Recorded data:
************
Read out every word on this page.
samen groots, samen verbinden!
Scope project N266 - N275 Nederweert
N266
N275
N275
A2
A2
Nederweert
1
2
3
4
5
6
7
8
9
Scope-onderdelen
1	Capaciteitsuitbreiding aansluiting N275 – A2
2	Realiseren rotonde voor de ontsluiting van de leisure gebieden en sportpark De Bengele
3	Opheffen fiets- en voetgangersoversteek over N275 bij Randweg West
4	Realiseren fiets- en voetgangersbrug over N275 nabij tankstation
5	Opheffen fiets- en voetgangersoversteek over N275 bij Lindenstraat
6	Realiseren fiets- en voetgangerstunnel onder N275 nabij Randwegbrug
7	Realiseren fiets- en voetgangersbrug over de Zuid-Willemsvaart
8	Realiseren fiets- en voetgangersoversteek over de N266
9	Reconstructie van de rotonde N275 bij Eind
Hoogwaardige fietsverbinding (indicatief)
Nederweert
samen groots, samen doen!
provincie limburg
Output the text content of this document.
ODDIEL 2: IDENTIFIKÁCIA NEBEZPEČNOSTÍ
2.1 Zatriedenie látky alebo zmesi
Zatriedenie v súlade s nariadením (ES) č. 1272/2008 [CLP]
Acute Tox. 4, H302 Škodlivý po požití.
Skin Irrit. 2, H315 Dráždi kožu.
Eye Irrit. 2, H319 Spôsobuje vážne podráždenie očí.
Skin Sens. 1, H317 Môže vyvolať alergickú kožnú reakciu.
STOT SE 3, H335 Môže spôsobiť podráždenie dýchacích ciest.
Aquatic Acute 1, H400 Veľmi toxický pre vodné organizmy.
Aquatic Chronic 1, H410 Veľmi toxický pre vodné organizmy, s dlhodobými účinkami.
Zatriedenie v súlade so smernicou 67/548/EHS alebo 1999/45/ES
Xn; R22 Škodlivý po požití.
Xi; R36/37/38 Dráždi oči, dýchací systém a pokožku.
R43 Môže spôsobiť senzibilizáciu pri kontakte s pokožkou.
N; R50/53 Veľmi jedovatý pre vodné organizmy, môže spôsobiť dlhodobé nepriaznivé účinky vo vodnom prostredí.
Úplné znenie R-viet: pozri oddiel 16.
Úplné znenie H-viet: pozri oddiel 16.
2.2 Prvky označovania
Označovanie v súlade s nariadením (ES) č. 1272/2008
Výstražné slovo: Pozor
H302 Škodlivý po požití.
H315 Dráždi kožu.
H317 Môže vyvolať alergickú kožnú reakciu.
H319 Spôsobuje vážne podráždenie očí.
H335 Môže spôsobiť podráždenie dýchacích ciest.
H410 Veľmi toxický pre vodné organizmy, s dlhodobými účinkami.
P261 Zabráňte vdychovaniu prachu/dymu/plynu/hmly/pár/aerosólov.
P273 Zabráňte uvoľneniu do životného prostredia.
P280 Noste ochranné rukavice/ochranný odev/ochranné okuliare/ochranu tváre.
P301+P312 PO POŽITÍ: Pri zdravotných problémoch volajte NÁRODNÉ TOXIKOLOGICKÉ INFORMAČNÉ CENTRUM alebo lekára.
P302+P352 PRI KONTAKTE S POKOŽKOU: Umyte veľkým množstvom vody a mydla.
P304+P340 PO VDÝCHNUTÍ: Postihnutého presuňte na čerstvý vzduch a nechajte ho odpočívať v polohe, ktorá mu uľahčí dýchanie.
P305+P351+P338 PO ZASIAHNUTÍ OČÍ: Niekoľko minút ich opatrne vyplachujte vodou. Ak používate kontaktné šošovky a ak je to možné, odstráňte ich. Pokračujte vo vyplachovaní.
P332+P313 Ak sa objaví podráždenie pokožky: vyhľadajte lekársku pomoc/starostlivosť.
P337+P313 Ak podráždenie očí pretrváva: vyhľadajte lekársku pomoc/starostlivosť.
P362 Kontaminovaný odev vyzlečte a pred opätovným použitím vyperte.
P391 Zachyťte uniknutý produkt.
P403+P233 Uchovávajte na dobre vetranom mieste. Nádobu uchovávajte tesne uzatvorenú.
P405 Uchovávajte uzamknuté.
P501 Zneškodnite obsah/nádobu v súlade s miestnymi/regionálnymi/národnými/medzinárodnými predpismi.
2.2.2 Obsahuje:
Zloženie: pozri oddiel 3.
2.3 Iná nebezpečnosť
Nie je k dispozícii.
************
What needs to be done
Reproduce all of the records exactly.

Solution to the exercise
Read out every word on this page.
samen groots, samen verbinden!
Scope project N266 - N275 Nederweert
N266
N275
N275
A2
A2
Nederweert
1
2
3
4
5
6
7
8
9
Scope-onderdelen
1	Capaciteitsuitbreiding aansluiting N275 – A2
2	Realiseren rotonde voor de ontsluiting van de leisure gebieden en sportpark De Bengele
3	Opheffen fiets- en voetgangersoversteek over N275 bij Randweg West
4	Realiseren fiets- en voetgangersbrug over N275 nabij tankstation
5	Opheffen fiets- en voetgangersoversteek over N275 bij Lindenstraat
6	Realiseren fiets- en voetgangerstunnel onder N275 nabij Randwegbrug
7	Realiseren fiets- en voetgangersbrug over de Zuid-Willemsvaart
8	Realiseren fiets- en voetgangersoversteek over de N266
9	Reconstructie van de rotonde N275 bij Eind
Hoogwaardige fietsverbinding (indicatief)
Nederweert
samen groots, samen doen!
provincie limburg
Output the text content of this document.
ODDIEL 2: IDENTIFIKÁCIA NEBEZPEČNOSTÍ
2.1 Zatriedenie látky alebo zmesi
Zatriedenie v súlade s nariadením (ES) č. 1272/2008 [CLP]
Acute Tox. 4, H302 Škodlivý po požití.
Skin Irrit. 2, H315 Dráždi kožu.
Eye Irrit. 2, H319 Spôsobuje vážne podráždenie očí.
Skin Sens. 1, H317 Môže vyvolať alergickú kožnú reakciu.
STOT SE 3, H335 Môže spôsobiť podráždenie dýchacích ciest.
Aquatic Acute 1, H400 Veľmi toxický pre vodné organizmy.
Aquatic Chronic 1, H410 Veľmi toxický pre vodné organizmy, s dlhodobými účinkami.
Zatriedenie v súlade so smernicou 67/548/EHS alebo 1999/45/ES
Xn; R22 Škodlivý po požití.
Xi; R36/37/38 Dráždi oči, dýchací systém a pokožku.
R43 Môže spôsobiť senzibilizáciu pri kontakte s pokožkou.
N; R50/53 Veľmi jedovatý pre vodné organizmy, môže spôsobiť dlhodobé nepriaznivé účinky vo vodnom prostredí.
Úplné znenie R-viet: pozri oddiel 16.
Úplné znenie H-viet: pozri oddiel 16.
2.2 Prvky označovania
Označovanie v súlade s nariadením (ES) č. 1272/2008
Výstražné slovo: Pozor
H302 Škodlivý po požití.
H315 Dráždi kožu.
H317 Môže vyvolať alergickú kožnú reakciu.
H319 Spôsobuje vážne podráždenie očí.
H335 Môže spôsobiť podráždenie dýchacích ciest.
H410 Veľmi toxický pre vodné organizmy, s dlhodobými účinkami.
P261 Zabráňte vdychovaniu prachu/dymu/plynu/hmly/pár/aerosólov.
P273 Zabráňte uvoľneniu do životného prostredia.
P280 Noste ochranné rukavice/ochranný odev/ochranné okuliare/ochranu tváre.
P301+P312 PO POŽITÍ: Pri zdravotných problémoch volajte NÁRODNÉ TOXIKOLOGICKÉ INFORMAČNÉ CENTRUM alebo lekára.
P302+P352 PRI KONTAKTE S POKOŽKOU: Umyte veľkým množstvom vody a mydla.
P304+P340 PO VDÝCHNUTÍ: Postihnutého presuňte na čerstvý vzduch a nechajte ho odpočívať v polohe, ktorá mu uľahčí dýchanie.
P305+P351+P338 PO ZASIAHNUTÍ OČÍ: Niekoľko minút ich opatrne vyplachujte vodou. Ak používate kontaktné šošovky a ak je to možné, odstráňte ich. Pokračujte vo vyplachovaní.
P332+P313 Ak sa objaví podráždenie pokožky: vyhľadajte lekársku pomoc/starostlivosť.
P337+P313 Ak podráždenie očí pretrváva: vyhľadajte lekársku pomoc/starostlivosť.
P362 Kontaminovaný odev vyzlečte a pred opätovným použitím vyperte.
P391 Zachyťte uniknutý produkt.
P403+P233 Uchovávajte na dobre vetranom mieste. Nádobu uchovávajte tesne uzatvorenú.
P405 Uchovávajte uzamknuté.
P501 Zneškodnite obsah/nádobu v súlade s miestnymi/regionálnymi/národnými/medzinárodnými predpismi.
2.2.2 Obsahuje:
Zloženie: pozri oddiel 3.
2.3 Iná nebezpečnosť
Nie je k dispozícii.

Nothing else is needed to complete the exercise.